TASK REQUIREMENTS:
Images appear in the records below; leave them out and repeat everything else exactly.

DATA LINES:

=====

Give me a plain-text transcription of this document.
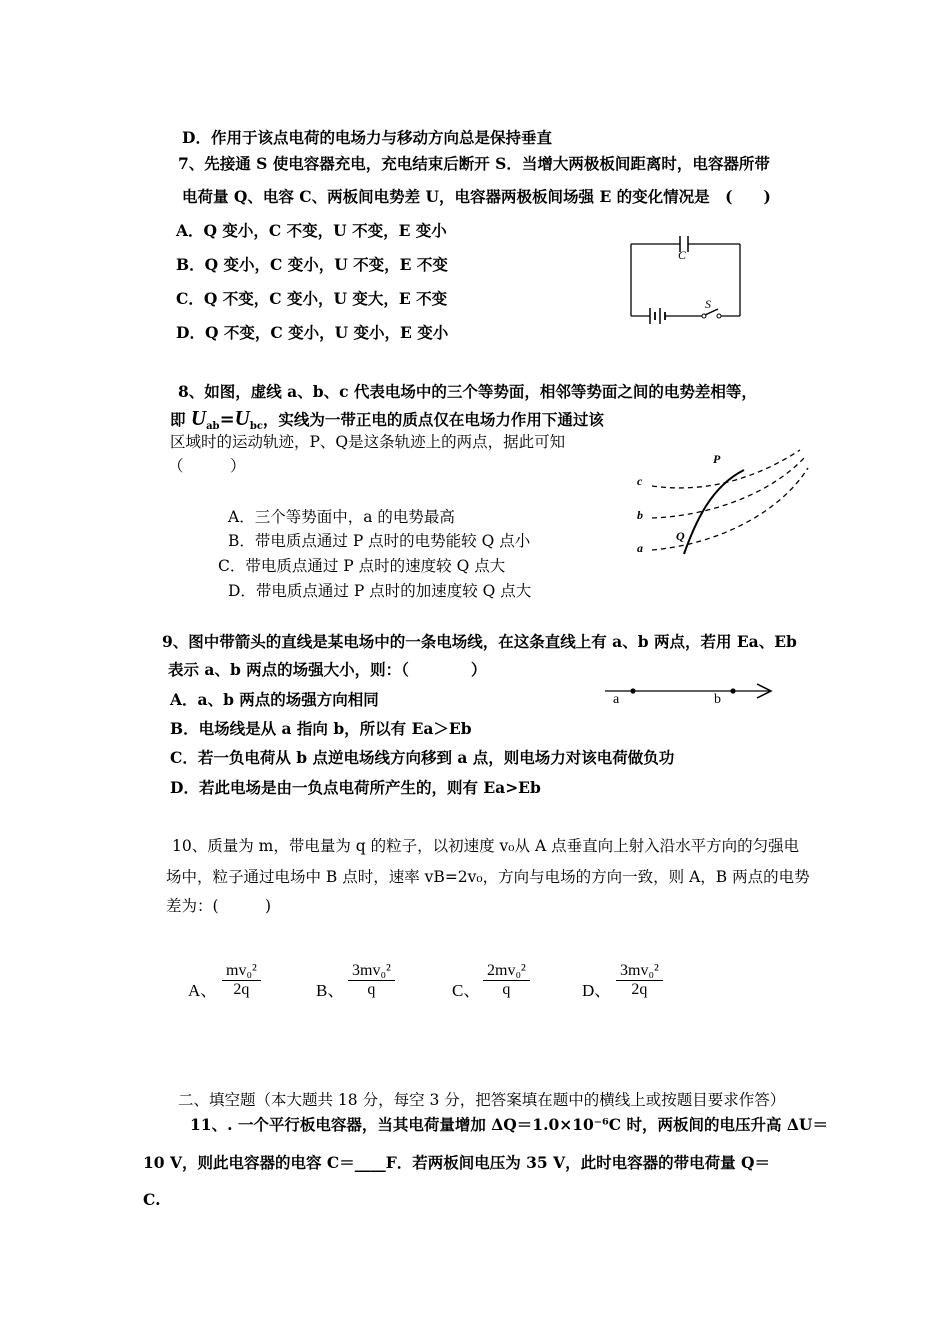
D．作用于该点电荷的电场力与移动方向总是保持垂直
7、先接通 S 使电容器充电，充电结束后断开 S．当增大两极板间距离时，电容器所带
电荷量 Q、电容 C、两板间电势差 U，电容器两极板间场强 E 的变化情况是　(　　)
A．Q 变小，C 不变，U 不变，E 变小
B．Q 变小，C 变小，U 不变，E 不变
C．Q 不变，C 变小，U 变大，E 不变
D．Q 不变，C 变小，U 变小，E 变小
C
S
8、如图，虚线 a、b、c 代表电场中的三个等势面，相邻等势面之间的电势差相等，
即 $U_{ab}=U_{bc}$，实线为一带正电的质点仅在电场力作用下通过该
区域时的运动轨迹，P、Q是这条轨迹上的两点，据此可知
（　　　）
A．三个等势面中，a 的电势最高
B．带电质点通过 P 点时的电势能较 Q 点小
C．带电质点通过 P 点时的速度较 Q 点大
D．带电质点通过 P 点时的加速度较 Q 点大
P
Q
c
b
a
9、图中带箭头的直线是某电场中的一条电场线，在这条直线上有 a、b 两点，若用 Ea、Eb
表示 a、b 两点的场强大小，则：（　　　　）
A．a、b 两点的场强方向相同
B．电场线是从 a 指向 b，所以有 Ea＞Eb
C．若一负电荷从 b 点逆电场线方向移到 a 点，则电场力对该电荷做负功
D．若此电场是由一负点电荷所产生的，则有 Ea>Eb
a	b
10、质量为 m，带电量为 q 的粒子，以初速度 v₀从 A 点垂直向上射入沿水平方向的匀强电
场中，粒子通过电场中 B 点时，速率 vB=2v₀，方向与电场的方向一致，则 A，B 两点的电势
差为：(　　　)
A、 $\frac{\text{mv₀²}}{2q}$	B、 $\frac{\text{3mv₀²}}{q}$	C、 $\frac{\text{2mv₀²}}{q}$	D、 $\frac{\text{3mv₀²}}{2q}$
二、填空题（本大题共 18 分，每空 3 分，把答案填在题中的横线上或按题目要求作答）
11、. 一个平行板电容器，当其电荷量增加 ΔQ＝1.0×10⁻⁶C 时，两板间的电压升高 ΔU＝
10 V，则此电容器的电容 C＝____F．若两板间电压为 35 V，此时电容器的带电荷量 Q＝
C.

=====

RESPONSE:
Give me a plain-text transcription of this document.
D．作用于该点电荷的电场力与移动方向总是保持垂直
7、先接通 S 使电容器充电，充电结束后断开 S．当增大两极板间距离时，电容器所带
电荷量 Q、电容 C、两板间电势差 U，电容器两极板间场强 E 的变化情况是　(　　)
A．Q 变小，C 不变，U 不变，E 变小
B．Q 变小，C 变小，U 不变，E 不变
C．Q 不变，C 变小，U 变大，E 不变
D．Q 不变，C 变小，U 变小，E 变小
C
S
8、如图，虚线 a、b、c 代表电场中的三个等势面，相邻等势面之间的电势差相等，
即 $U_{ab}=U_{bc}$，实线为一带正电的质点仅在电场力作用下通过该
区域时的运动轨迹，P、Q是这条轨迹上的两点，据此可知
（　　　）
A．三个等势面中，a 的电势最高
B．带电质点通过 P 点时的电势能较 Q 点小
C．带电质点通过 P 点时的速度较 Q 点大
D．带电质点通过 P 点时的加速度较 Q 点大
P
Q
c
b
a
9、图中带箭头的直线是某电场中的一条电场线，在这条直线上有 a、b 两点，若用 Ea、Eb
表示 a、b 两点的场强大小，则：（　　　　）
A．a、b 两点的场强方向相同
B．电场线是从 a 指向 b，所以有 Ea＞Eb
C．若一负电荷从 b 点逆电场线方向移到 a 点，则电场力对该电荷做负功
D．若此电场是由一负点电荷所产生的，则有 Ea>Eb
a	b
10、质量为 m，带电量为 q 的粒子，以初速度 v₀从 A 点垂直向上射入沿水平方向的匀强电
场中，粒子通过电场中 B 点时，速率 vB=2v₀，方向与电场的方向一致，则 A，B 两点的电势
差为：(　　　)
A、 $\frac{\text{mv₀²}}{2q}$	B、 $\frac{\text{3mv₀²}}{q}$	C、 $\frac{\text{2mv₀²}}{q}$	D、 $\frac{\text{3mv₀²}}{2q}$
二、填空题（本大题共 18 分，每空 3 分，把答案填在题中的横线上或按题目要求作答）
11、. 一个平行板电容器，当其电荷量增加 ΔQ＝1.0×10⁻⁶C 时，两板间的电压升高 ΔU＝
10 V，则此电容器的电容 C＝____F．若两板间电压为 35 V，此时电容器的带电荷量 Q＝
C.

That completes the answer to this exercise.